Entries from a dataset
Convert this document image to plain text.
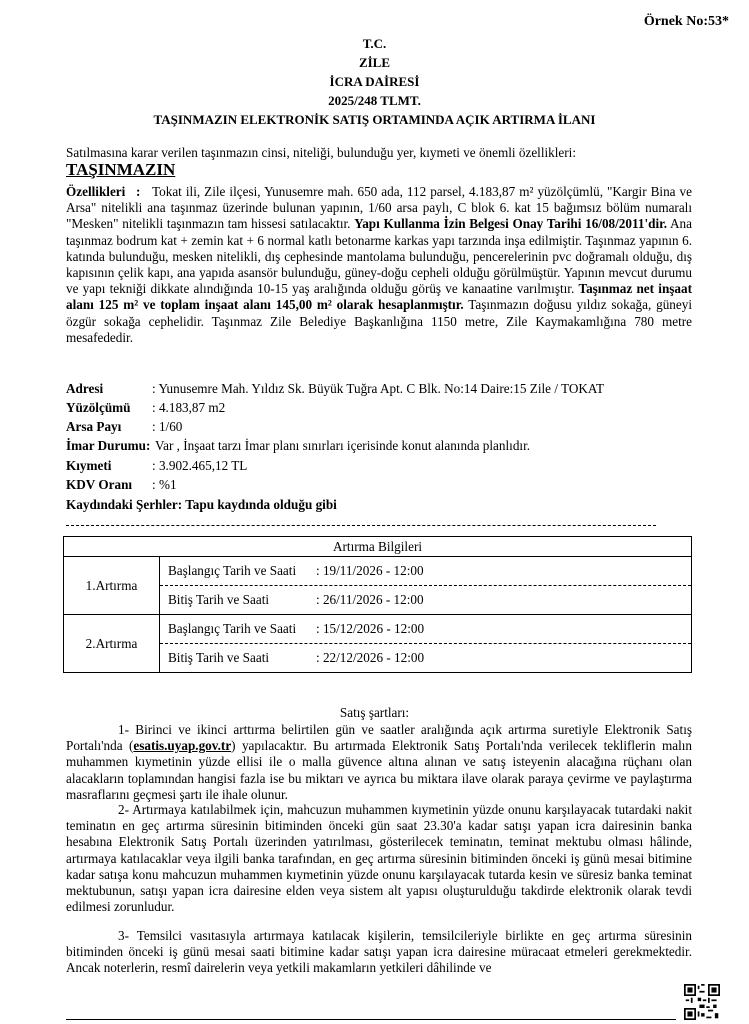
Örnek No:53*
T.C.
ZİLE
İCRA DAİRESİ
2025/248 TLMT.
TAŞINMAZIN ELEKTRONİK SATIŞ ORTAMINDA AÇIK ARTIRMA İLANI
Satılmasına karar verilen taşınmazın cinsi, niteliği, bulunduğu yer, kıymeti ve önemli özellikleri:
TAŞINMAZIN
Özellikleri : Tokat ili, Zile ilçesi, Yunusemre mah. 650 ada, 112 parsel, 4.183,87 m² yüzölçümlü, "Kargir Bina ve Arsa" nitelikli ana taşınmaz üzerinde bulunan yapının, 1/60 arsa paylı, C blok 6. kat 15 bağımsız bölüm numaralı "Mesken" nitelikli taşınmazın tam hissesi satılacaktır. Yapı Kullanma İzin Belgesi Onay Tarihi 16/08/2011'dir. Ana taşınmaz bodrum kat + zemin kat + 6 normal katlı betonarme karkas yapı tarzında inşa edilmiştir. Taşınmaz yapının 6. katında bulunduğu, mesken nitelikli, dış cephesinde mantolama bulunduğu, pencerelerinin pvc doğramalı olduğu, dış kapısının çelik kapı, ana yapıda asansör bulunduğu, güney-doğu cepheli olduğu görülmüştür. Yapının mevcut durumu ve yapı tekniği dikkate alındığında 10-15 yaş aralığında olduğu görüş ve kanaatine varılmıştır. Taşınmaz net inşaat alanı 125 m² ve toplam inşaat alanı 145,00 m² olarak hesaplanmıştır. Taşınmazın doğusu yıldız sokağa, güneyi özgür sokağa cephelidir. Taşınmaz Zile Belediye Başkanlığına 1150 metre, Zile Kaymakamlığına 780 metre mesafededir.
Adresi	: Yunusemre Mah. Yıldız Sk. Büyük Tuğra Apt. C Blk. No:14 Daire:15 Zile / TOKAT
Yüzölçümü : 4.183,87 m2
Arsa Payı : 1/60
İmar Durumu: Var , İnşaat tarzı İmar planı sınırları içerisinde konut alanında planlıdır.
Kıymeti	: 3.902.465,12 TL
KDV Oranı : %1
Kaydındaki Şerhler: Tapu kaydında olduğu gibi
Artırma Bilgileri	
1.Artırma	Başlangıç Tarih ve Saati : 19/11/2026 - 12:00
Bitiş Tarih ve Saati : 26/11/2026 - 12:00

2.Artırma	Başlangıç Tarih ve Saati : 15/12/2026 - 12:00
Bitiş Tarih ve Saati : 22/12/2026 - 12:00
Satış şartları:
1- Birinci ve ikinci arttırma belirtilen gün ve saatler aralığında açık artırma suretiyle Elektronik Satış Portalı'nda (esatis.uyap.gov.tr) yapılacaktır. Bu artırmada Elektronik Satış Portalı'nda verilecek tekliflerin malın muhammen kıymetinin yüzde ellisi ile o malla güvence altına alınan ve satış isteyenin alacağına rüçhanı olan alacakların toplamından hangisi fazla ise bu miktarı ve ayrıca bu miktara ilave olarak paraya çevirme ve paylaştırma masraflarını geçmesi şartı ile ihale olunur.
2- Artırmaya katılabilmek için, mahcuzun muhammen kıymetinin yüzde onunu karşılayacak tutardaki nakit teminatın en geç artırma süresinin bitiminden önceki gün saat 23.30'a kadar satışı yapan icra dairesinin banka hesabına Elektronik Satış Portalı üzerinden yatırılması, gösterilecek teminatın, teminat mektubu olması hâlinde, artırmaya katılacaklar veya ilgili banka tarafından, en geç artırma süresinin bitiminden önceki iş günü mesai bitimine kadar satışa konu mahcuzun muhammen kıymetinin yüzde onunu karşılayacak tutarda kesin ve süresiz banka teminat mektubunun, satışı yapan icra dairesine elden veya sistem alt yapısı oluşturulduğu takdirde elektronik olarak tevdi edilmesi zorunludur.
3- Temsilci vasıtasıyla artırmaya katılacak kişilerin, temsilcileriyle birlikte en geç artırma süresinin bitiminden önceki iş günü mesai saati bitimine kadar satışı yapan icra dairesine müracaat etmeleri gerekmektedir. Ancak noterlerin, resmî dairelerin veya yetkili makamların yetkileri dâhilinde ve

- _Requirement_
Lines that hold the word "Başlangıç" are the ones to return, every one of them.

- _Exercise answer_
1.Artırma	Başlangıç Tarih ve Saati : 19/11/2026 - 12:00
2.Artırma	Başlangıç Tarih ve Saati : 15/12/2026 - 12:00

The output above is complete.